[start]

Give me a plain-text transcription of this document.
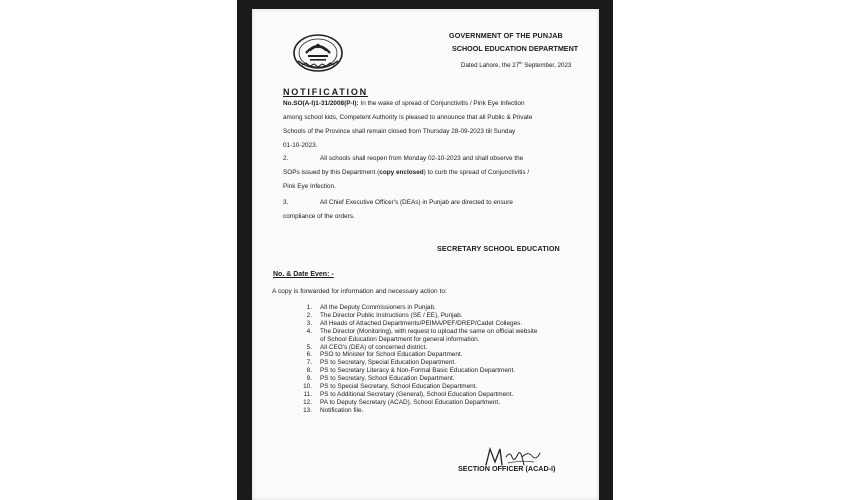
GOVERNMENT OF THE PUNJAB
SCHOOL EDUCATION DEPARTMENT
Dated Lahore, the 27th September, 2023
NOTIFICATION
No.SO(A-I)1-31/2008(P-I): In the wake of spread of Conjunctivitis / Pink Eye Infection
among school kids, Competent Authority is pleased to announce that all Public & Private
Schools of the Province shall remain closed from Thursday 28-09-2023 till Sunday
01-10-2023.
2.	All schools shall reopen from Monday 02-10-2023 and shall observe the
SOPs issued by this Department (copy enclosed) to curb the spread of Conjunctivitis /
Pink Eye Infection.
3.	All Chief Executive Officer's (DEAs) in Punjab are directed to ensure
compliance of the orders.
SECRETARY SCHOOL EDUCATION
No. & Date Even: -
A copy is forwarded for information and necessary action to:
1.	All the Deputy Commissioners in Punjab.
2.	The Director Public Instructions (SE / EE), Punjab.
3.	All Heads of Attached Departments/PEIMA/PEF/DREP/Cadet Colleges.
4.	The Director (Monitoring), with request to upload the same on official website
of School Education Department for general information.
5.	All CEO's (DEA) of concerned district.
6.	PSO to Minister for School Education Department.
7.	PS to Secretary, Special Education Department.
8.	PS to Secretary Literacy & Non-Formal Basic Education Department.
9.	PS to Secretary, School Education Department.
10.	PS to Special Secretary, School Education Department.
11.	PS to Additional Secretary (General), School Education Department.
12.	PA to Deputy Secretary (ACAD), School Education Department.
13.	Notification file.
SECTION OFFICER (ACAD-I)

[end]

_Exercise prompt_.
Set down the material above as is, without any pictures.

_Expected answer_.
Give me a plain-text transcription of this document.
GOVERNMENT OF THE PUNJAB
SCHOOL EDUCATION DEPARTMENT
Dated Lahore, the 27th September, 2023
NOTIFICATION
No.SO(A-I)1-31/2008(P-I): In the wake of spread of Conjunctivitis / Pink Eye Infection
among school kids, Competent Authority is pleased to announce that all Public & Private
Schools of the Province shall remain closed from Thursday 28-09-2023 till Sunday
01-10-2023.
2.	All schools shall reopen from Monday 02-10-2023 and shall observe the
SOPs issued by this Department (copy enclosed) to curb the spread of Conjunctivitis /
Pink Eye Infection.
3.	All Chief Executive Officer's (DEAs) in Punjab are directed to ensure
compliance of the orders.
SECRETARY SCHOOL EDUCATION
No. & Date Even: -
A copy is forwarded for information and necessary action to:
1.	All the Deputy Commissioners in Punjab.
2.	The Director Public Instructions (SE / EE), Punjab.
3.	All Heads of Attached Departments/PEIMA/PEF/DREP/Cadet Colleges.
4.	The Director (Monitoring), with request to upload the same on official website
of School Education Department for general information.
5.	All CEO's (DEA) of concerned district.
6.	PSO to Minister for School Education Department.
7.	PS to Secretary, Special Education Department.
8.	PS to Secretary Literacy & Non-Formal Basic Education Department.
9.	PS to Secretary, School Education Department.
10.	PS to Special Secretary, School Education Department.
11.	PS to Additional Secretary (General), School Education Department.
12.	PA to Deputy Secretary (ACAD), School Education Department.
13.	Notification file.
SECTION OFFICER (ACAD-I)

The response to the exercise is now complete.